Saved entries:
##############################

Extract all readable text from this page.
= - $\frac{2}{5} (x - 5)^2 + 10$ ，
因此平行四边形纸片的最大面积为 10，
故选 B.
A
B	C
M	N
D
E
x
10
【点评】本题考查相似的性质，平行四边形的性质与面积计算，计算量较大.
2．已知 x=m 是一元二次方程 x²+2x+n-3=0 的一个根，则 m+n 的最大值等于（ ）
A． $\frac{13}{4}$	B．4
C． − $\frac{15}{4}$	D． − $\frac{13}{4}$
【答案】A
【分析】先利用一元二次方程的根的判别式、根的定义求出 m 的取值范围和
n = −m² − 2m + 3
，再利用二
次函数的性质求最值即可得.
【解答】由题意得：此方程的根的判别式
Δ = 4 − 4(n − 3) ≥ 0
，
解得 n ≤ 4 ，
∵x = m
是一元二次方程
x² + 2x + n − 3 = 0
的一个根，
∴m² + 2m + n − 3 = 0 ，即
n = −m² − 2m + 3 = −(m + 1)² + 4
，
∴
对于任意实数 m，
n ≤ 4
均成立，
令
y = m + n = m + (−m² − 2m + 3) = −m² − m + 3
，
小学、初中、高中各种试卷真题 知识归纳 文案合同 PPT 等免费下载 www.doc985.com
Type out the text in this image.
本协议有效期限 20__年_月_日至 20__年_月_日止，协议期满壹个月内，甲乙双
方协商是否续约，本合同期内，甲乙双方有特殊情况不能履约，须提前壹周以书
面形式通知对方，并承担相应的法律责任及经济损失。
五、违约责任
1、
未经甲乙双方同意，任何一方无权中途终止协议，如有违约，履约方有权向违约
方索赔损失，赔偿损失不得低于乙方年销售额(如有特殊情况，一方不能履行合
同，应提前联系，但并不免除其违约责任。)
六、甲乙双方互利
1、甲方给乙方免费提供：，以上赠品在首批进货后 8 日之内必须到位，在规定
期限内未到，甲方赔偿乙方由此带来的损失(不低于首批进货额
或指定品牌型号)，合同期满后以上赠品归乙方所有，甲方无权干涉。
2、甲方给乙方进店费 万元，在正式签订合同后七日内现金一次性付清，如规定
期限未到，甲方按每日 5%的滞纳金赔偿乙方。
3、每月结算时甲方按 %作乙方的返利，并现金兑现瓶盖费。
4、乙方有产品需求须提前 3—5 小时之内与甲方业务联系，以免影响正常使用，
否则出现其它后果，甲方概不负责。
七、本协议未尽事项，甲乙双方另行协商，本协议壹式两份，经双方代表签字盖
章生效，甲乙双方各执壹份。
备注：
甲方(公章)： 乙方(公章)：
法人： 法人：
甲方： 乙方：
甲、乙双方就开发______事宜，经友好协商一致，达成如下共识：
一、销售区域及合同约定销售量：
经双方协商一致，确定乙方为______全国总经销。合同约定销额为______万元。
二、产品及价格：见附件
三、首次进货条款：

##############################

Look for the word "frac" and return every line where it occurs.

**Written response**.
= - $\frac{2}{5} (x - 5)^2 + 10$ ，
A． $\frac{13}{4}$	B．4
C． − $\frac{15}{4}$	D． − $\frac{13}{4}$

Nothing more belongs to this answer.